Data records
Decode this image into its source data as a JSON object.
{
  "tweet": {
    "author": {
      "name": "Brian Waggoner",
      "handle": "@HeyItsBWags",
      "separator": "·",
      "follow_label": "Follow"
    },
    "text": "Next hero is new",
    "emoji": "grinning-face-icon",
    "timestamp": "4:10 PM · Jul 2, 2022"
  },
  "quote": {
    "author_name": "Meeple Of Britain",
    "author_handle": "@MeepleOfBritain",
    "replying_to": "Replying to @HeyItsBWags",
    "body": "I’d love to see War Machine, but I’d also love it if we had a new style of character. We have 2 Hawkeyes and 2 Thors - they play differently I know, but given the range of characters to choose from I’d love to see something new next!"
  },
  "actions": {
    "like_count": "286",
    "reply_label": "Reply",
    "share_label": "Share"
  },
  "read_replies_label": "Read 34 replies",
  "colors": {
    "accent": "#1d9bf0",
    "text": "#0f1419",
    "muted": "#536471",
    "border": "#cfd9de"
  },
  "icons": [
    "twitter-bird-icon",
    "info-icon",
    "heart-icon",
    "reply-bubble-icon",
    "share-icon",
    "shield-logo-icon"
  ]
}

_Task prompt_
Find all lines where the word "HeyItsBWags" appears. Copy them.

_Solution to this task_
      "handle": "@HeyItsBWags",
    "replying_to": "Replying to @HeyItsBWags",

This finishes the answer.